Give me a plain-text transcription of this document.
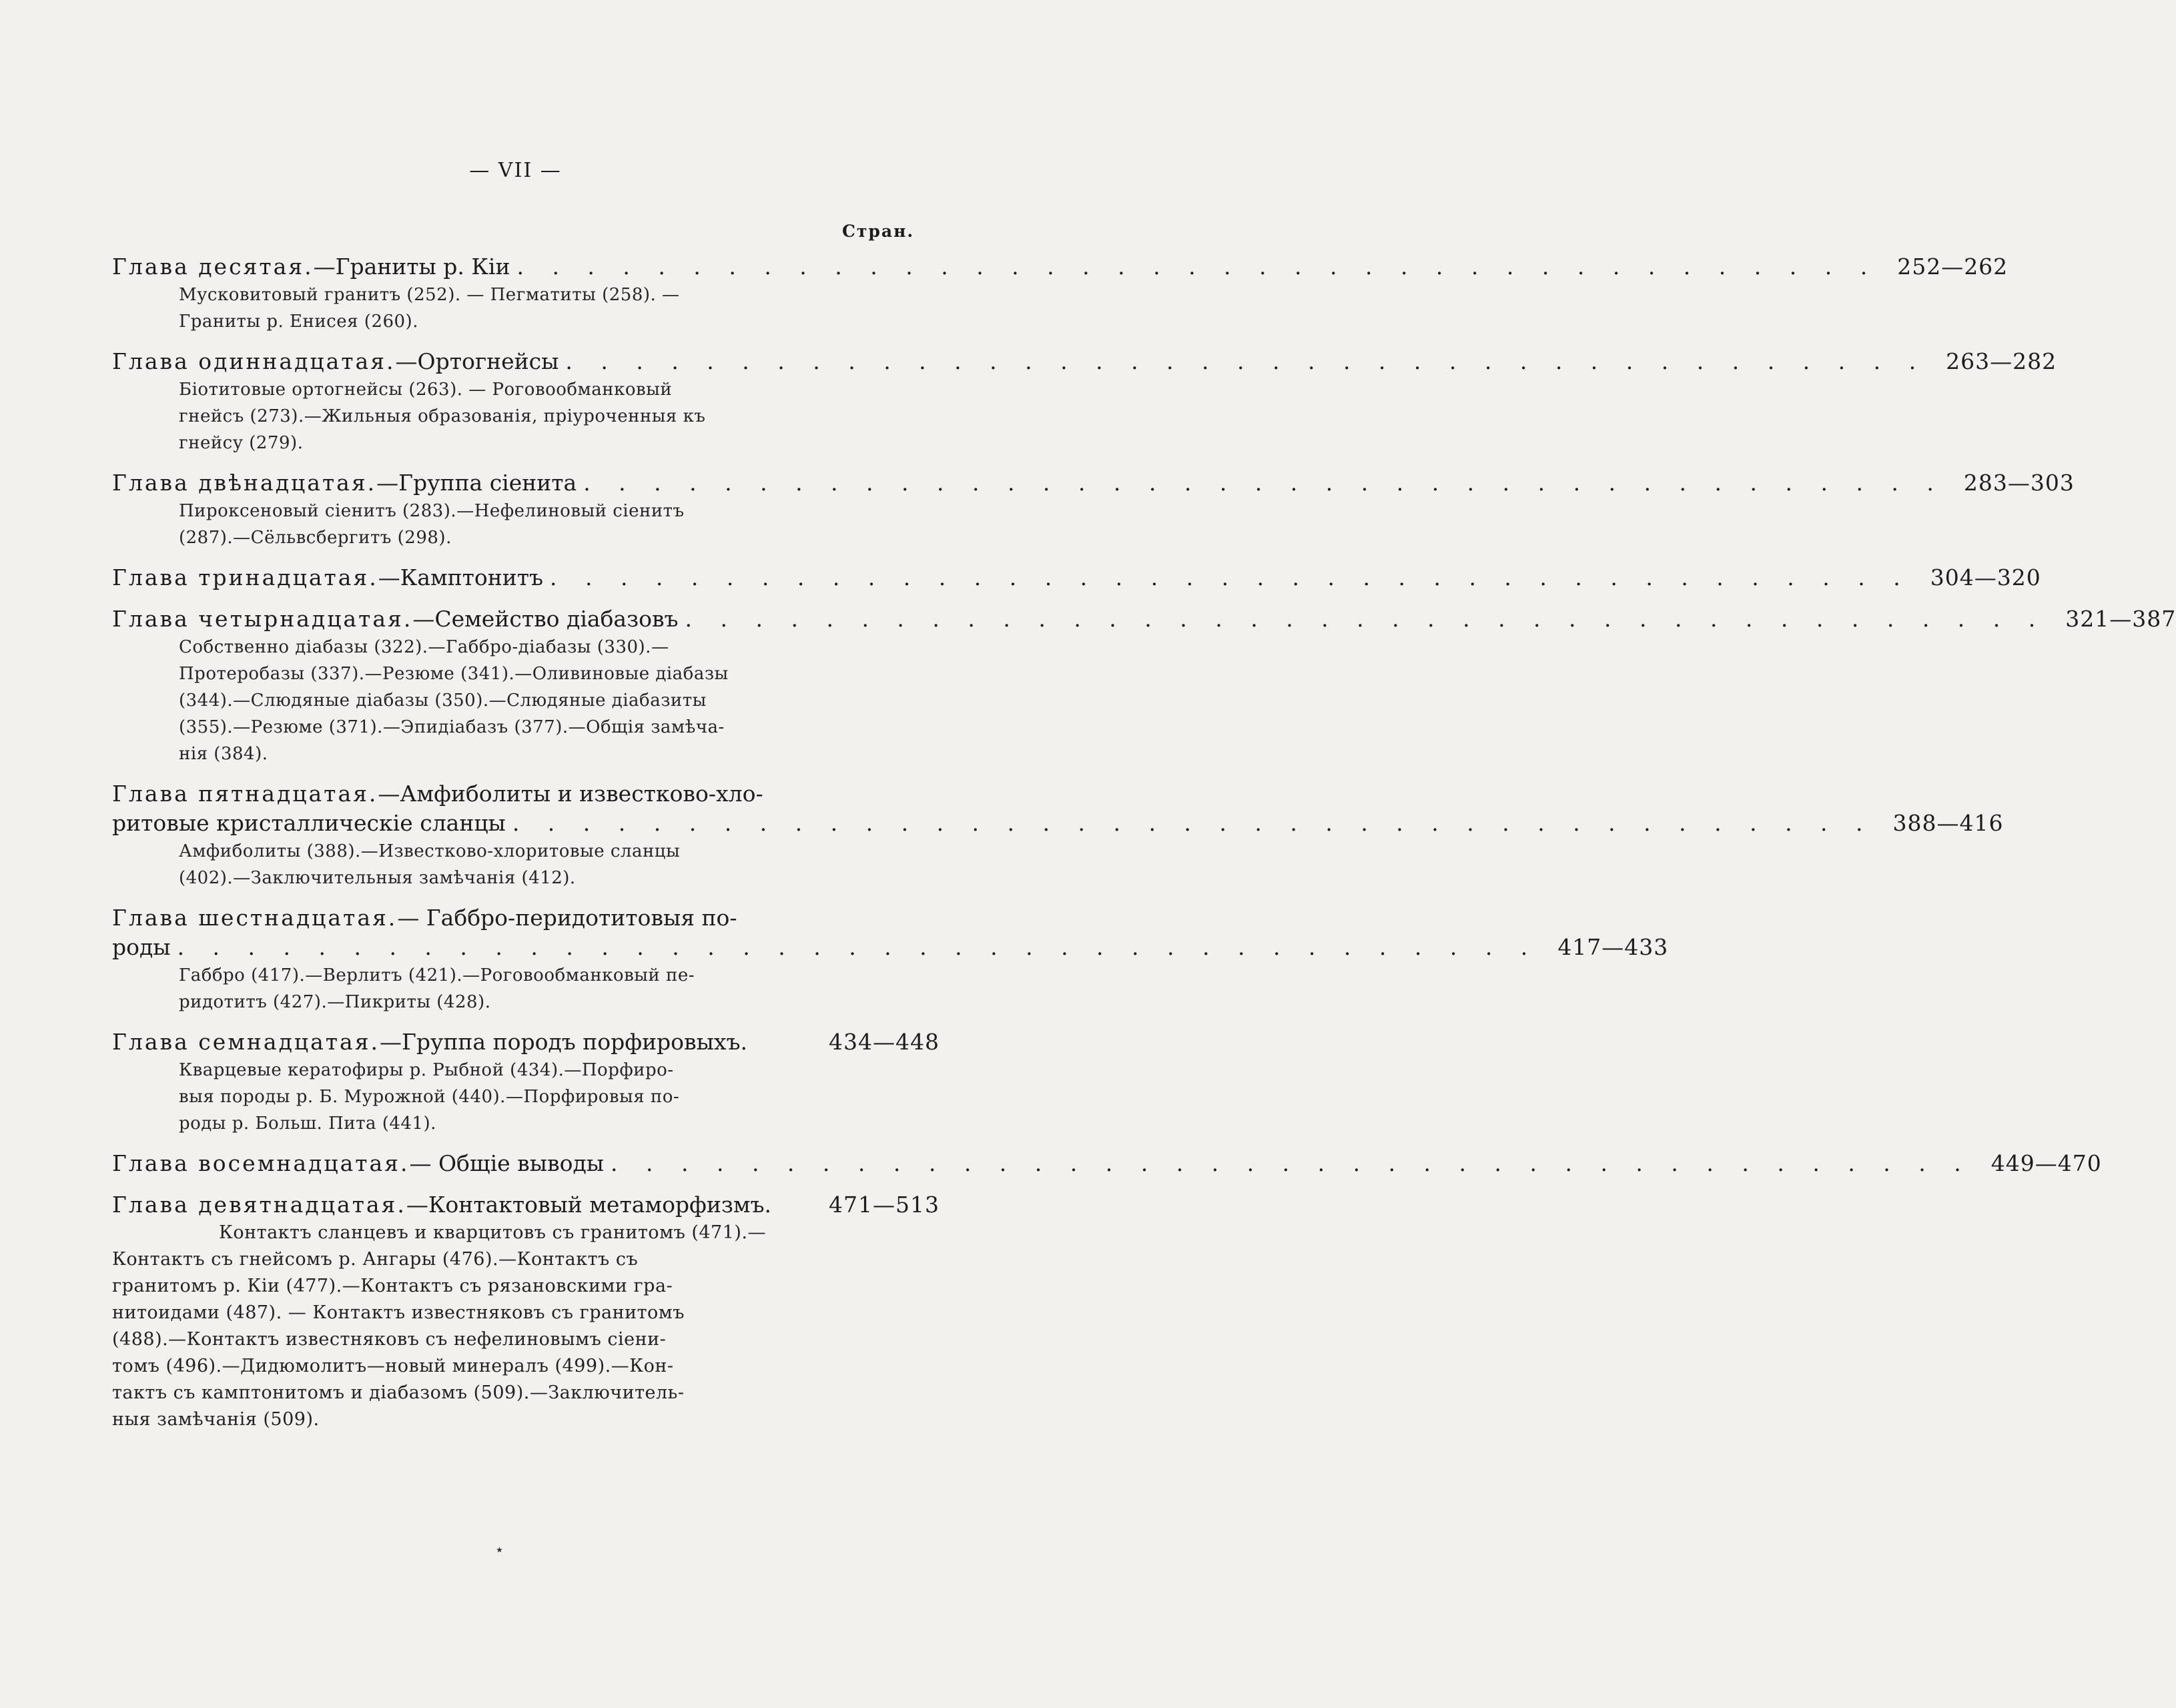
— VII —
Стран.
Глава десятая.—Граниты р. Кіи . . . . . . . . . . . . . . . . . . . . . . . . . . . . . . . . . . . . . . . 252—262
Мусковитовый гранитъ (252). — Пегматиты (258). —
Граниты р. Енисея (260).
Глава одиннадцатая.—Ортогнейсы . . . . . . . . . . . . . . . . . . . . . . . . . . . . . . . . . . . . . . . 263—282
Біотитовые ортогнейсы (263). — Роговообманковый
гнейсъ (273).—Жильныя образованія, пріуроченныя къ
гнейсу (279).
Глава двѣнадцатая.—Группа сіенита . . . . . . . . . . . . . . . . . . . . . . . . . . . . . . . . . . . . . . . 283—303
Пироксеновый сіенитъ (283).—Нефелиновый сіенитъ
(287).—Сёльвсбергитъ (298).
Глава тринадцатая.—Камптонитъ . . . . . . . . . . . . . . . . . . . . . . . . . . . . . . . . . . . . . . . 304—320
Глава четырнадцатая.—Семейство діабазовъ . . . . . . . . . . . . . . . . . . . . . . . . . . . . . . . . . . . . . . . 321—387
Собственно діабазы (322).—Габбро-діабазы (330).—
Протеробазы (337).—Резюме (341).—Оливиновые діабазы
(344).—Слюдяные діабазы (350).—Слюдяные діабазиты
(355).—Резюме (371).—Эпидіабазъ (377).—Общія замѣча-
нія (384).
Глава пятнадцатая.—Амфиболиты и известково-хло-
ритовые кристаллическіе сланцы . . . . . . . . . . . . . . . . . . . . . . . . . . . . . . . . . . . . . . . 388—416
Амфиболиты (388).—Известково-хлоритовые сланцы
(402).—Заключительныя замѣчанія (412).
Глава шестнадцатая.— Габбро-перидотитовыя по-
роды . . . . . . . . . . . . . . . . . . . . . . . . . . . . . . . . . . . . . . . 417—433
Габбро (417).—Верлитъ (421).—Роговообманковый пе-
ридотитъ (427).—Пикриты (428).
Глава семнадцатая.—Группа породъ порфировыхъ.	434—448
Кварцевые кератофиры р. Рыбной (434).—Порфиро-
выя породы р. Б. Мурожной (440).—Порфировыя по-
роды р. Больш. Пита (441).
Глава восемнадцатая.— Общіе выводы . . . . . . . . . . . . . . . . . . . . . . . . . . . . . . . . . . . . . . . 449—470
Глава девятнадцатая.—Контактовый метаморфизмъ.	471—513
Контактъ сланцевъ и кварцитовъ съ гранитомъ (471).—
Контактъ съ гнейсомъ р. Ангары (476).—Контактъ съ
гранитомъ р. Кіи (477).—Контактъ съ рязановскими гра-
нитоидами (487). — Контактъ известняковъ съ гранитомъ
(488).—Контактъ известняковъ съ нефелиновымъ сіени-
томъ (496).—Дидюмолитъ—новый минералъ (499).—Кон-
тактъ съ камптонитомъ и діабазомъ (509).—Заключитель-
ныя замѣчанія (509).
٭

◆ WHAT THE TASK ASKS: Copy each line of the records containing the string "Граниты".

◆ WORKED SOLUTION:
Глава десятая.—Граниты р. Кіи . . . . . . . . . . . . . . . . . . . . . . . . . . . . . . . . . . . . . . . 252—262
Граниты р. Енисея (260).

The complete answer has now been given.